Short problem:
Copy out the material below in full, but not its images.

Task data:

>>>>>

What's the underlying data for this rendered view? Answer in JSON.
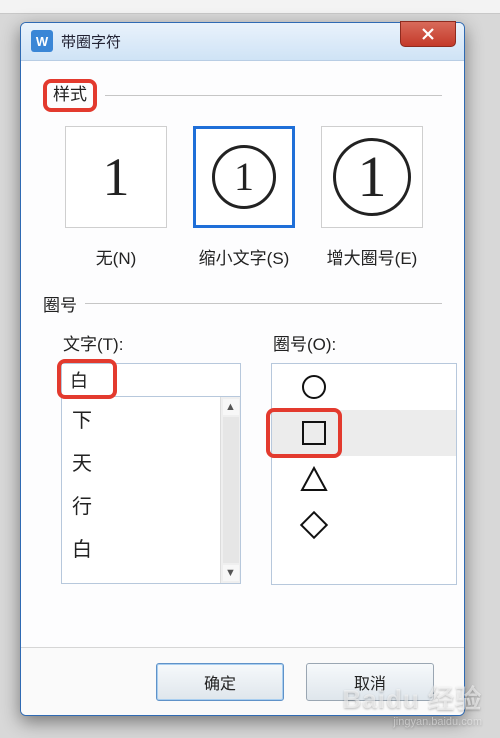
{
  "dialog": {
    "app_icon_letter": "W",
    "title": "带圈字符"
  },
  "style_section": {
    "label": "样式",
    "options": {
      "none": {
        "glyph": "1",
        "caption": "无(N)"
      },
      "shrink": {
        "glyph": "1",
        "caption": "缩小文字(S)",
        "selected": true
      },
      "enlarge": {
        "glyph": "1",
        "caption": "增大圈号(E)"
      }
    }
  },
  "encloser_section": {
    "label": "圈号",
    "text_column": {
      "label": "文字(T):",
      "value": "白",
      "items": [
        "下",
        "天",
        "行",
        "白"
      ]
    },
    "shape_column": {
      "label": "圈号(O):",
      "items": [
        {
          "shape": "circle",
          "selected": false
        },
        {
          "shape": "square",
          "selected": true
        },
        {
          "shape": "triangle",
          "selected": false
        },
        {
          "shape": "diamond",
          "selected": false
        }
      ]
    }
  },
  "buttons": {
    "ok": "确定",
    "cancel": "取消"
  },
  "watermark": {
    "brand": "Baidu 经验",
    "url": "jingyan.baidu.com"
  }
}
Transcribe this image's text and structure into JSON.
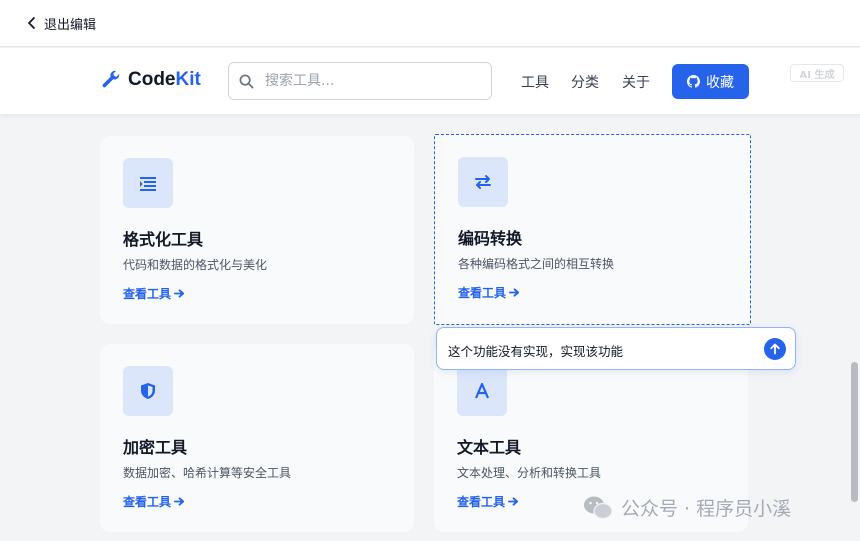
{
  "topbar": {
    "exit_label": "退出编辑"
  },
  "navbar": {
    "brand_prefix": "Code",
    "brand_accent": "Kit",
    "search_placeholder": "搜索工具...",
    "links": [
      "工具",
      "分类",
      "关于"
    ],
    "favorite_label": "收藏",
    "ai_badge": "AI 生成"
  },
  "cards": [
    {
      "title": "格式化工具",
      "desc": "代码和数据的格式化与美化",
      "link": "查看工具",
      "icon": "align-left-icon"
    },
    {
      "title": "编码转换",
      "desc": "各种编码格式之间的相互转换",
      "link": "查看工具",
      "icon": "exchange-icon"
    },
    {
      "title": "加密工具",
      "desc": "数据加密、哈希计算等安全工具",
      "link": "查看工具",
      "icon": "shield-icon"
    },
    {
      "title": "文本工具",
      "desc": "文本处理、分析和转换工具",
      "link": "查看工具",
      "icon": "font-icon"
    }
  ],
  "prompt": {
    "text": "这个功能没有实现，实现该功能"
  },
  "watermark": {
    "text": "公众号 · 程序员小溪"
  },
  "colors": {
    "accent": "#2563eb",
    "icon_bg": "#dbe6fb",
    "card_bg": "#f9fafb",
    "page_bg": "#f3f4f6"
  }
}
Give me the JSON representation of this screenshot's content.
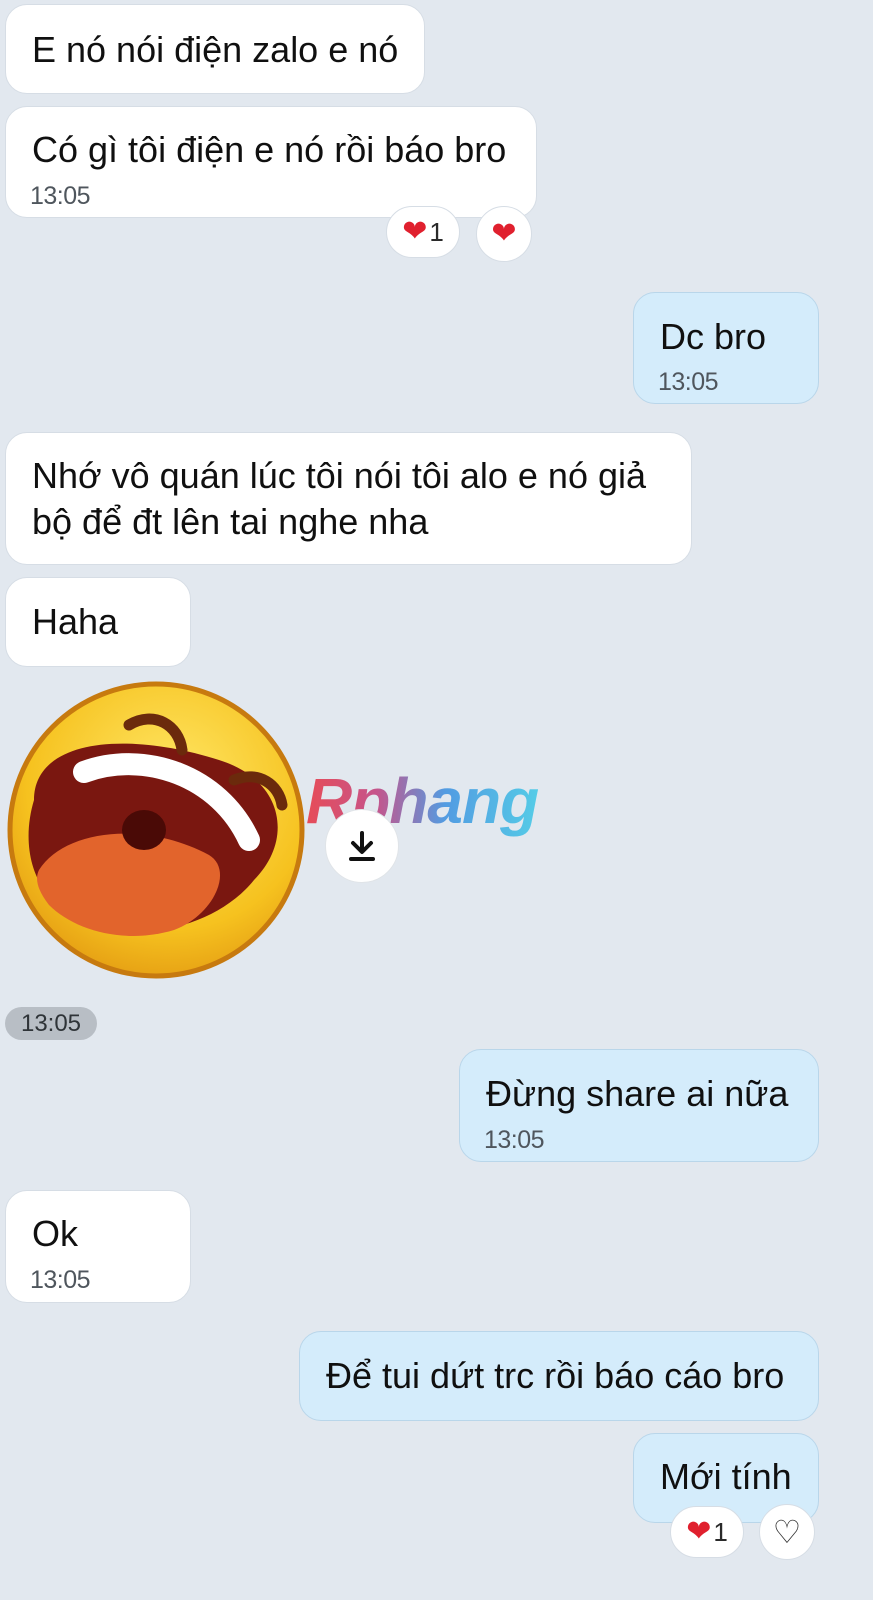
{
  "messages": [
    {
      "id": "m1",
      "text": "E nó nói điện zalo e nó"
    },
    {
      "id": "m2",
      "text": "Có gì tôi điện e nó rồi báo bro",
      "time": "13:05",
      "reactions": {
        "count": "1"
      }
    },
    {
      "id": "m3",
      "text": "Dc bro",
      "time": "13:05"
    },
    {
      "id": "m4",
      "line1": "Nhớ vô quán lúc tôi nói tôi alo e nó giả",
      "line2": "bộ để đt lên tai nghe nha"
    },
    {
      "id": "m5",
      "text": "Haha"
    },
    {
      "id": "m6",
      "time": "13:05"
    },
    {
      "id": "m7",
      "text": "Đừng share ai nữa",
      "time": "13:05"
    },
    {
      "id": "m8",
      "text": "Ok",
      "time": "13:05"
    },
    {
      "id": "m9",
      "text": "Để tui dứt trc rồi báo cáo bro"
    },
    {
      "id": "m10",
      "text": "Mới tính",
      "reactions": {
        "count": "1"
      }
    }
  ],
  "watermark": "Rphang",
  "icons": {
    "heart": "❤",
    "heart_outline": "♡",
    "download": "download-icon",
    "sticker": "laughing-emoji-sticker"
  },
  "colors": {
    "background": "#e2e8ef",
    "incoming_bubble": "#ffffff",
    "outgoing_bubble": "#d4ecfb",
    "heart": "#e0202e"
  }
}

<<<<<

Task result:
What's the underlying data for this rendered view? Answer in JSON.
{
  "dialog": {
    "app_icon_letter": "W",
    "title": "带圈字符"
  },
  "style_section": {
    "label": "样式",
    "options": {
      "none": {
        "glyph": "1",
        "caption": "无(N)"
      },
      "shrink": {
        "glyph": "1",
        "caption": "缩小文字(S)",
        "selected": true
      },
      "enlarge": {
        "glyph": "1",
        "caption": "增大圈号(E)"
      }
    }
  },
  "encloser_section": {
    "label": "圈号",
    "text_column": {
      "label": "文字(T):",
      "value": "白",
      "items": [
        "下",
        "天",
        "行",
        "白"
      ]
    },
    "shape_column": {
      "label": "圈号(O):",
      "items": [
        {
          "shape": "circle",
          "selected": false
        },
        {
          "shape": "square",
          "selected": true
        },
        {
          "shape": "triangle",
          "selected": false
        },
        {
          "shape": "diamond",
          "selected": false
        }
      ]
    }
  },
  "buttons": {
    "ok": "确定",
    "cancel": "取消"
  },
  "watermark": {
    "brand": "Baidu 经验",
    "url": "jingyan.baidu.com"
  }
}
Transcribe this image's text and structure into JSON.
{
  "topbar": {
    "exit_label": "退出编辑"
  },
  "navbar": {
    "brand_prefix": "Code",
    "brand_accent": "Kit",
    "search_placeholder": "搜索工具...",
    "links": [
      "工具",
      "分类",
      "关于"
    ],
    "favorite_label": "收藏",
    "ai_badge": "AI 生成"
  },
  "cards": [
    {
      "title": "格式化工具",
      "desc": "代码和数据的格式化与美化",
      "link": "查看工具",
      "icon": "align-left-icon"
    },
    {
      "title": "编码转换",
      "desc": "各种编码格式之间的相互转换",
      "link": "查看工具",
      "icon": "exchange-icon"
    },
    {
      "title": "加密工具",
      "desc": "数据加密、哈希计算等安全工具",
      "link": "查看工具",
      "icon": "shield-icon"
    },
    {
      "title": "文本工具",
      "desc": "文本处理、分析和转换工具",
      "link": "查看工具",
      "icon": "font-icon"
    }
  ],
  "prompt": {
    "text": "这个功能没有实现，实现该功能"
  },
  "watermark": {
    "text": "公众号 · 程序员小溪"
  },
  "colors": {
    "accent": "#2563eb",
    "icon_bg": "#dbe6fb",
    "card_bg": "#f9fafb",
    "page_bg": "#f3f4f6"
  }
}
Give me the JSON representation of this screenshot's content.
{
  "messages": [
    {
      "id": "m1",
      "text": "E nó nói điện zalo e nó"
    },
    {
      "id": "m2",
      "text": "Có gì tôi điện e nó rồi báo bro",
      "time": "13:05",
      "reactions": {
        "count": "1"
      }
    },
    {
      "id": "m3",
      "text": "Dc bro",
      "time": "13:05"
    },
    {
      "id": "m4",
      "line1": "Nhớ vô quán lúc tôi nói tôi alo e nó giả",
      "line2": "bộ để đt lên tai nghe nha"
    },
    {
      "id": "m5",
      "text": "Haha"
    },
    {
      "id": "m6",
      "time": "13:05"
    },
    {
      "id": "m7",
      "text": "Đừng share ai nữa",
      "time": "13:05"
    },
    {
      "id": "m8",
      "text": "Ok",
      "time": "13:05"
    },
    {
      "id": "m9",
      "text": "Để tui dứt trc rồi báo cáo bro"
    },
    {
      "id": "m10",
      "text": "Mới tính",
      "reactions": {
        "count": "1"
      }
    }
  ],
  "watermark": "Rphang",
  "icons": {
    "heart": "❤",
    "heart_outline": "♡",
    "download": "download-icon",
    "sticker": "laughing-emoji-sticker"
  },
  "colors": {
    "background": "#e2e8ef",
    "incoming_bubble": "#ffffff",
    "outgoing_bubble": "#d4ecfb",
    "heart": "#e0202e"
  }
}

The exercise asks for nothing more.